◆ WORK INSTRUCTIONS
Present each line of the entries below that holds the word "http".

──────── GIVEN RECORDS ────────

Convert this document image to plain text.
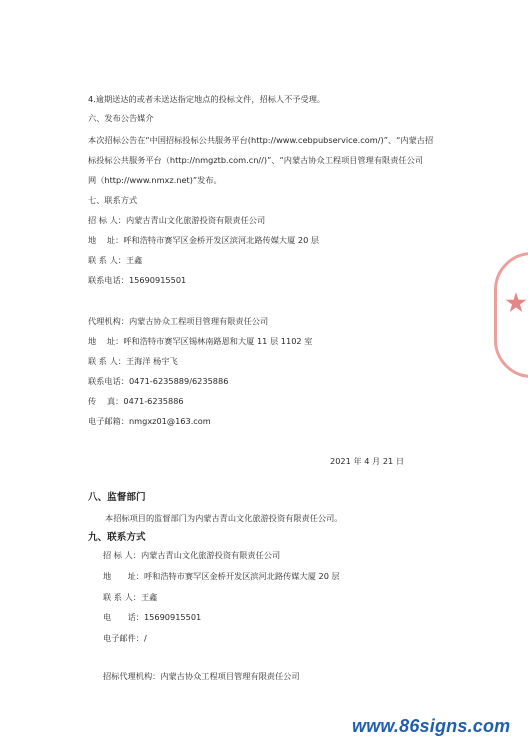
4.逾期送达的或者未送达指定地点的投标文件，招标人不予受理。
六、发布公告媒介
本次招标公告在“中国招标投标公共服务平台(http://www.cebpubservice.com/)”、“内蒙古招
标投标公共服务平台（http://nmgztb.com.cn//)”、“内蒙古协众工程项目管理有限责任公司
网（http://www.nmxz.net)”发布。
七、联系方式
招 标 人：内蒙古青山文化旅游投资有限责任公司
地　 址：呼和浩特市赛罕区金桥开发区滨河北路传媒大厦 20 层
联 系 人：王鑫
联系电话：15690915501
代理机构：内蒙古协众工程项目管理有限责任公司
地　 址：呼和浩特市赛罕区锡林南路恩和大厦 11 层 1102 室
联 系 人：王海洋 杨宇飞
联系电话：0471-6235889/6235886
传　 真：0471-6235886
电子邮箱：nmgxz01@163.com
2021 年 4 月 21 日
八、监督部门
本招标项目的监督部门为内蒙古青山文化旅游投资有限责任公司。
九、联系方式
招 标 人：内蒙古青山文化旅游投资有限责任公司
地　　址：呼和浩特市赛罕区金桥开发区滨河北路传媒大厦 20 层
联 系 人：王鑫
电　　话：15690915501
电子邮件：/
招标代理机构：内蒙古协众工程项目管理有限责任公司
www.86signs.com
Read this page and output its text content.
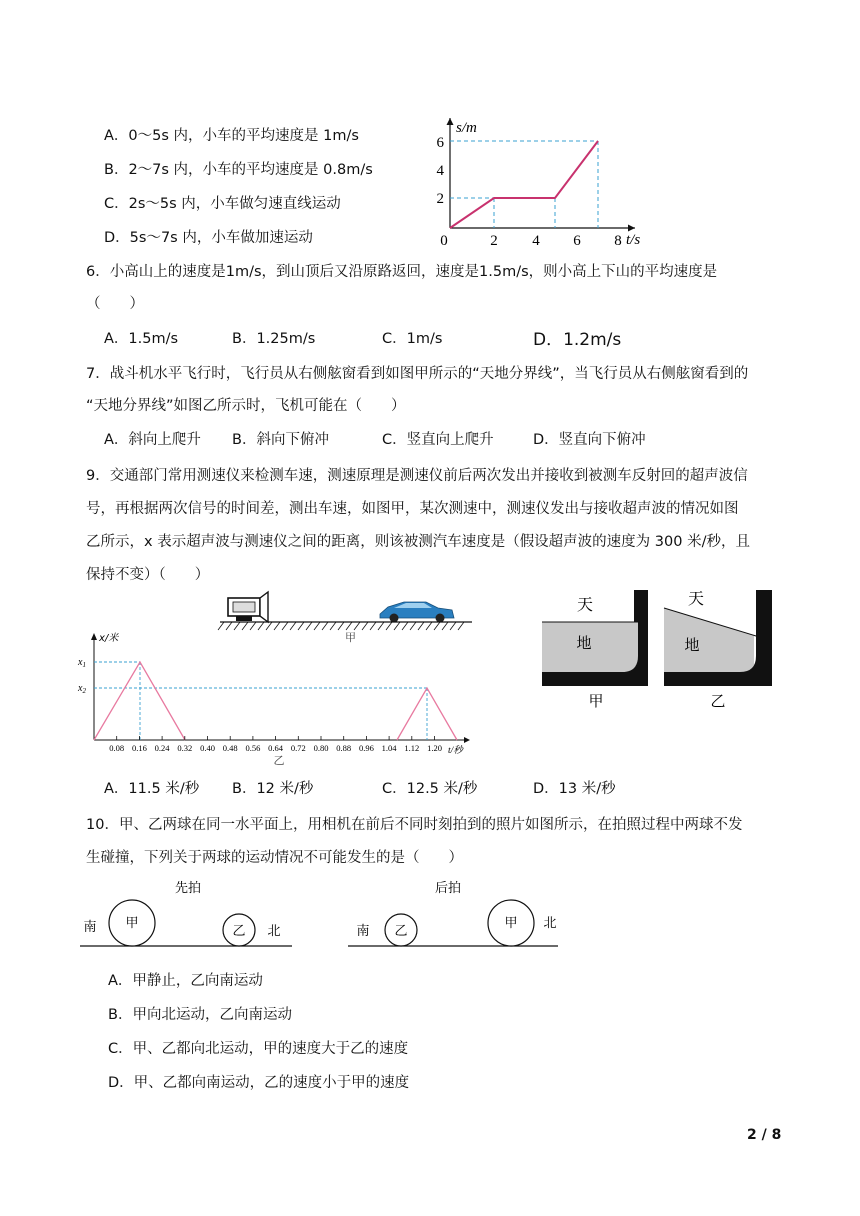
A．0～5s 内，小车的平均速度是 1m/s
B．2～7s 内，小车的平均速度是 0.8m/s
C．2s～5s 内，小车做匀速直线运动
D．5s～7s 内，小车做加速运动
s/m
t/s
0	2 4 6 8
2
4
6
6．小高山上的速度是1m/s，到山顶后又沿原路返回，速度是1.5m/s，则小高上下山的平均速度是
（　　）
A．1.5m/s	B．1.25m/s	C．1m/s	D．1.2m/s
7．战斗机水平飞行时，飞行员从右侧舷窗看到如图甲所示的“天地分界线”，当飞行员从右侧舷窗看到的
“天地分界线”如图乙所示时，飞机可能在（　　）
A．斜向上爬升 B．斜向下俯冲	C．竖直向上爬升	D．竖直向下俯冲
9．交通部门常用测速仪来检测车速，测速原理是测速仪前后两次发出并接收到被测车反射回的超声波信
号，再根据两次信号的时间差，测出车速，如图甲，某次测速中，测速仪发出与接收超声波的情况如图
乙所示，x 表示超声波与测速仪之间的距离，则该被测汽车速度是（假设超声波的速度为 300 米/秒，且
保持不变）（　　）
甲
0.08 0.16 0.24 0.32 0.40 0.48 0.56 0.64 0.72 0.80 0.88 0.96 1.04 1.12 1.20
x/米
t/秒
$x_1$
$x_2$
乙
天
地
甲
天
地
乙
A．11.5 米/秒 B．12 米/秒	C．12.5 米/秒	D．13 米/秒
10．甲、乙两球在同一水平面上，用相机在前后不同时刻拍到的照片如图所示，在拍照过程中两球不发
生碰撞，下列关于两球的运动情况不可能发生的是（　　）
先拍
南 甲
乙 北
后拍
南 乙
甲 北
A．甲静止，乙向南运动
B．甲向北运动，乙向南运动
C．甲、乙都向北运动，甲的速度大于乙的速度
D．甲、乙都向南运动，乙的速度小于甲的速度
2 / 8
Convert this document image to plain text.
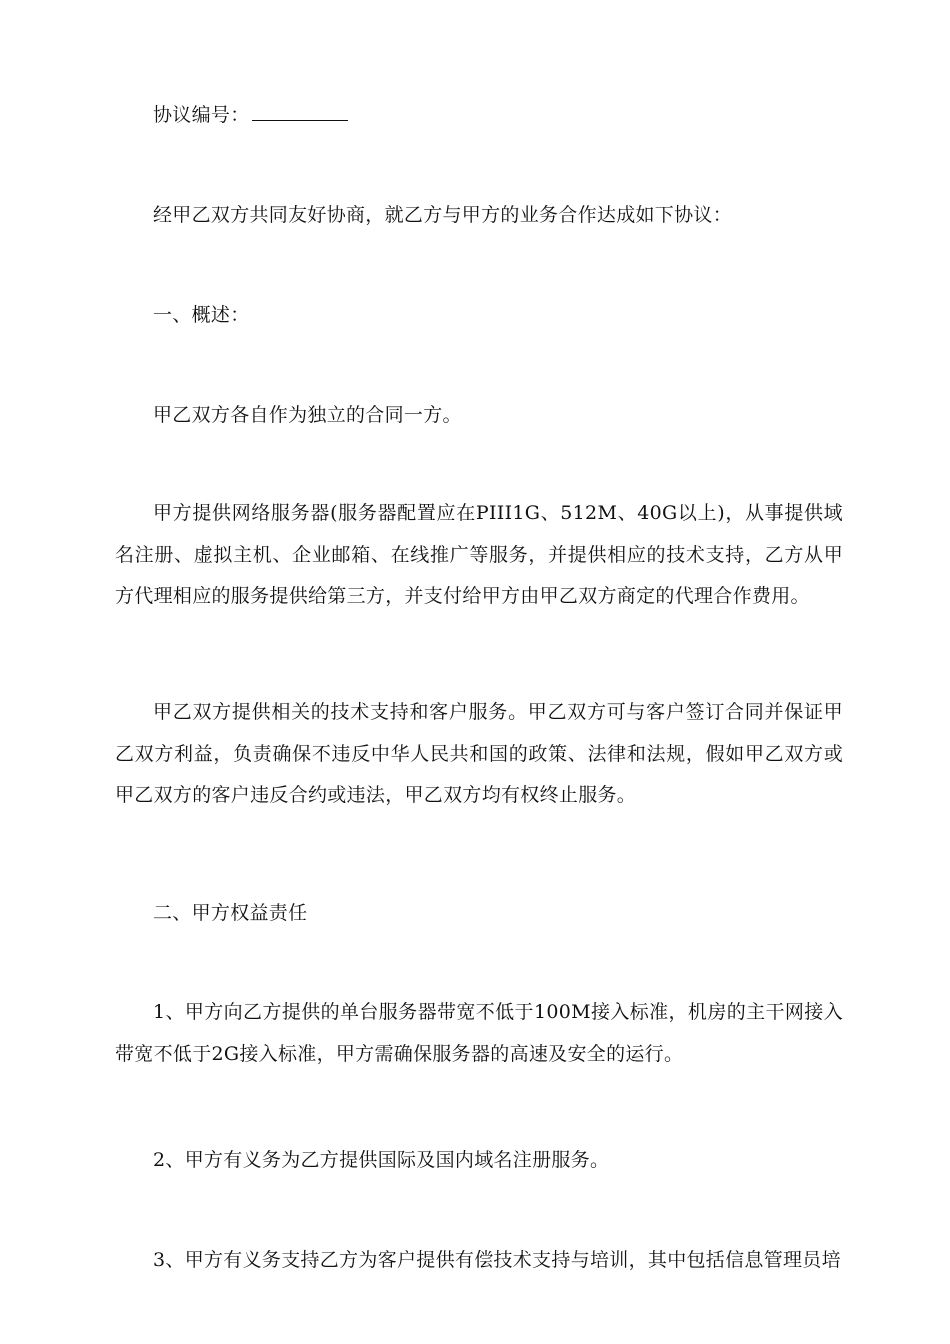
协议编号：

经甲乙双方共同友好协商，就乙方与甲方的业务合作达成如下协议：

一、概述：

甲乙双方各自作为独立的合同一方。

甲方提供网络服务器(服务器配置应在PIII1G、512M、40G以上)，从事提供域名注册、虚拟主机、企业邮箱、在线推广等服务，并提供相应的技术支持，乙方从甲方代理相应的服务提供给第三方，并支付给甲方由甲乙双方商定的代理合作费用。

甲乙双方提供相关的技术支持和客户服务。甲乙双方可与客户签订合同并保证甲乙双方利益，负责确保不违反中华人民共和国的政策、法律和法规，假如甲乙双方或甲乙双方的客户违反合约或违法，甲乙双方均有权终止服务。

二、甲方权益责任

1、甲方向乙方提供的单台服务器带宽不低于100M接入标准，机房的主干网接入带宽不低于2G接入标准，甲方需确保服务器的高速及安全的运行。

2、甲方有义务为乙方提供国际及国内域名注册服务。

3、甲方有义务支持乙方为客户提供有偿技术支持与培训，其中包括信息管理员培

────────

◆ RESPONSE TO THIS EXERCISE
本次招标公告在“中国招标投标公共服务平台(http://www.cebpubservice.com/)”、“内蒙古招
标投标公共服务平台（http://nmgztb.com.cn//)”、“内蒙古协众工程项目管理有限责任公司
网（http://www.nmxz.net)”发布。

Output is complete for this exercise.